■ OBJECTIVE: Write out the entries again exactly as they are given.

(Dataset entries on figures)
==*==

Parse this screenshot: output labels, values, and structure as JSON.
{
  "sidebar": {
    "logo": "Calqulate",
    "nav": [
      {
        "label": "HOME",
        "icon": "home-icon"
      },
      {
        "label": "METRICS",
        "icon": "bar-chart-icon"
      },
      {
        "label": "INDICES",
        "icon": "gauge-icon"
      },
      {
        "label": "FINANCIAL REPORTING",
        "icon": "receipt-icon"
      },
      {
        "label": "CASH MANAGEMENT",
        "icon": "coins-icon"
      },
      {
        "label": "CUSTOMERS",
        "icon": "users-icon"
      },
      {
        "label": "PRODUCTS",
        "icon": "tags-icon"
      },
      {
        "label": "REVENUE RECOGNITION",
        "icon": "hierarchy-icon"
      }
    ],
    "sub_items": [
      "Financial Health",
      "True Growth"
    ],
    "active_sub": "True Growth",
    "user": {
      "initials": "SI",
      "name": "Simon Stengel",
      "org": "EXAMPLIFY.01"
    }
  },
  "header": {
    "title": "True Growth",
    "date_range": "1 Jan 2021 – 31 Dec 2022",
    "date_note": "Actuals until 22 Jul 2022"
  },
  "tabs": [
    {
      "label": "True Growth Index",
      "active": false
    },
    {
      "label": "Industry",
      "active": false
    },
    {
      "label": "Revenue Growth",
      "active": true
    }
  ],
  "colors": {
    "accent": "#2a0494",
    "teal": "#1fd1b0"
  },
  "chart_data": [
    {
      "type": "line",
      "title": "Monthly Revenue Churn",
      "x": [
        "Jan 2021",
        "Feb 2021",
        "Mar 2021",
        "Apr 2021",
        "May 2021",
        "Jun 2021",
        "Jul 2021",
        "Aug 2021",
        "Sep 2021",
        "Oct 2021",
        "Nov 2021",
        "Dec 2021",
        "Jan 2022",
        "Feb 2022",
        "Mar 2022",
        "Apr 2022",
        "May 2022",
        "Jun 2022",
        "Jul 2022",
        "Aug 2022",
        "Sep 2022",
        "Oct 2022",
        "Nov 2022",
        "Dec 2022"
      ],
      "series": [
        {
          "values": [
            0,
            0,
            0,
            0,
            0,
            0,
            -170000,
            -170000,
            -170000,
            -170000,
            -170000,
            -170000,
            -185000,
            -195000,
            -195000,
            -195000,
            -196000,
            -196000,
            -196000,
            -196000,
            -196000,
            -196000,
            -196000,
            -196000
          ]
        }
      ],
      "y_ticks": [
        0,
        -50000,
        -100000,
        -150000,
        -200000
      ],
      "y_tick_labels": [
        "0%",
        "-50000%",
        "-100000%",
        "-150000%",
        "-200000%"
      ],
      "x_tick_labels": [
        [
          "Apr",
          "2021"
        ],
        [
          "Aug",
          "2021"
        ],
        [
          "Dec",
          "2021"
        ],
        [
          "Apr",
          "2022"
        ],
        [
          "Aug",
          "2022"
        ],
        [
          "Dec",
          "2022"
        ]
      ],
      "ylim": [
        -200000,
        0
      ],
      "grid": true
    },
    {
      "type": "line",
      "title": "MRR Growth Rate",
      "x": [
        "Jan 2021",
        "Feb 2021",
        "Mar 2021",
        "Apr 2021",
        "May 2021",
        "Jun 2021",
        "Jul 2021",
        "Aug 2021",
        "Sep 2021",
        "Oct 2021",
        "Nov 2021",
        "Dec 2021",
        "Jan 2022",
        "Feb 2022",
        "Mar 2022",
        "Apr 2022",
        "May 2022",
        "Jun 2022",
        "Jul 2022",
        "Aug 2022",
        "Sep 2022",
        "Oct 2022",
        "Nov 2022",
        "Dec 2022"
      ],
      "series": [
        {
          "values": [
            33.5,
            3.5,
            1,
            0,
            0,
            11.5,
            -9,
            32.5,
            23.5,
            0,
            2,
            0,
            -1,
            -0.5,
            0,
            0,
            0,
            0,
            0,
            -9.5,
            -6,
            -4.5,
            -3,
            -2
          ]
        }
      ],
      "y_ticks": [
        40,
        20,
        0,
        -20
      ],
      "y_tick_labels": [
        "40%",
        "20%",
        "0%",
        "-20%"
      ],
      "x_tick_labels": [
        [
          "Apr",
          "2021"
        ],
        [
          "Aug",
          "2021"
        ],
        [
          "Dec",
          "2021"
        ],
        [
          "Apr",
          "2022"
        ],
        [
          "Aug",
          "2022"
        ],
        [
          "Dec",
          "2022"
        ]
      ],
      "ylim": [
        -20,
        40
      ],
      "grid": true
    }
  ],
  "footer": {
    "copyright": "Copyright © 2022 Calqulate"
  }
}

==*==

■ PROBLEM SOLUTION:
Parse this screenshot: output labels, values, and structure as JSON.
{
  "sidebar": {
    "logo": "Calqulate",
    "nav": [
      {
        "label": "HOME",
        "icon": "home-icon"
      },
      {
        "label": "METRICS",
        "icon": "bar-chart-icon"
      },
      {
        "label": "INDICES",
        "icon": "gauge-icon"
      },
      {
        "label": "FINANCIAL REPORTING",
        "icon": "receipt-icon"
      },
      {
        "label": "CASH MANAGEMENT",
        "icon": "coins-icon"
      },
      {
        "label": "CUSTOMERS",
        "icon": "users-icon"
      },
      {
        "label": "PRODUCTS",
        "icon": "tags-icon"
      },
      {
        "label": "REVENUE RECOGNITION",
        "icon": "hierarchy-icon"
      }
    ],
    "sub_items": [
      "Financial Health",
      "True Growth"
    ],
    "active_sub": "True Growth",
    "user": {
      "initials": "SI",
      "name": "Simon Stengel",
      "org": "EXAMPLIFY.01"
    }
  },
  "header": {
    "title": "True Growth",
    "date_range": "1 Jan 2021 – 31 Dec 2022",
    "date_note": "Actuals until 22 Jul 2022"
  },
  "tabs": [
    {
      "label": "True Growth Index",
      "active": false
    },
    {
      "label": "Industry",
      "active": false
    },
    {
      "label": "Revenue Growth",
      "active": true
    }
  ],
  "colors": {
    "accent": "#2a0494",
    "teal": "#1fd1b0"
  },
  "chart_data": [
    {
      "type": "line",
      "title": "Monthly Revenue Churn",
      "x": [
        "Jan 2021",
        "Feb 2021",
        "Mar 2021",
        "Apr 2021",
        "May 2021",
        "Jun 2021",
        "Jul 2021",
        "Aug 2021",
        "Sep 2021",
        "Oct 2021",
        "Nov 2021",
        "Dec 2021",
        "Jan 2022",
        "Feb 2022",
        "Mar 2022",
        "Apr 2022",
        "May 2022",
        "Jun 2022",
        "Jul 2022",
        "Aug 2022",
        "Sep 2022",
        "Oct 2022",
        "Nov 2022",
        "Dec 2022"
      ],
      "series": [
        {
          "values": [
            0,
            0,
            0,
            0,
            0,
            0,
            -170000,
            -170000,
            -170000,
            -170000,
            -170000,
            -170000,
            -185000,
            -195000,
            -195000,
            -195000,
            -196000,
            -196000,
            -196000,
            -196000,
            -196000,
            -196000,
            -196000,
            -196000
          ]
        }
      ],
      "y_ticks": [
        0,
        -50000,
        -100000,
        -150000,
        -200000
      ],
      "y_tick_labels": [
        "0%",
        "-50000%",
        "-100000%",
        "-150000%",
        "-200000%"
      ],
      "x_tick_labels": [
        [
          "Apr",
          "2021"
        ],
        [
          "Aug",
          "2021"
        ],
        [
          "Dec",
          "2021"
        ],
        [
          "Apr",
          "2022"
        ],
        [
          "Aug",
          "2022"
        ],
        [
          "Dec",
          "2022"
        ]
      ],
      "ylim": [
        -200000,
        0
      ],
      "grid": true
    },
    {
      "type": "line",
      "title": "MRR Growth Rate",
      "x": [
        "Jan 2021",
        "Feb 2021",
        "Mar 2021",
        "Apr 2021",
        "May 2021",
        "Jun 2021",
        "Jul 2021",
        "Aug 2021",
        "Sep 2021",
        "Oct 2021",
        "Nov 2021",
        "Dec 2021",
        "Jan 2022",
        "Feb 2022",
        "Mar 2022",
        "Apr 2022",
        "May 2022",
        "Jun 2022",
        "Jul 2022",
        "Aug 2022",
        "Sep 2022",
        "Oct 2022",
        "Nov 2022",
        "Dec 2022"
      ],
      "series": [
        {
          "values": [
            33.5,
            3.5,
            1,
            0,
            0,
            11.5,
            -9,
            32.5,
            23.5,
            0,
            2,
            0,
            -1,
            -0.5,
            0,
            0,
            0,
            0,
            0,
            -9.5,
            -6,
            -4.5,
            -3,
            -2
          ]
        }
      ],
      "y_ticks": [
        40,
        20,
        0,
        -20
      ],
      "y_tick_labels": [
        "40%",
        "20%",
        "0%",
        "-20%"
      ],
      "x_tick_labels": [
        [
          "Apr",
          "2021"
        ],
        [
          "Aug",
          "2021"
        ],
        [
          "Dec",
          "2021"
        ],
        [
          "Apr",
          "2022"
        ],
        [
          "Aug",
          "2022"
        ],
        [
          "Dec",
          "2022"
        ]
      ],
      "ylim": [
        -20,
        40
      ],
      "grid": true
    }
  ],
  "footer": {
    "copyright": "Copyright © 2022 Calqulate"
  }
}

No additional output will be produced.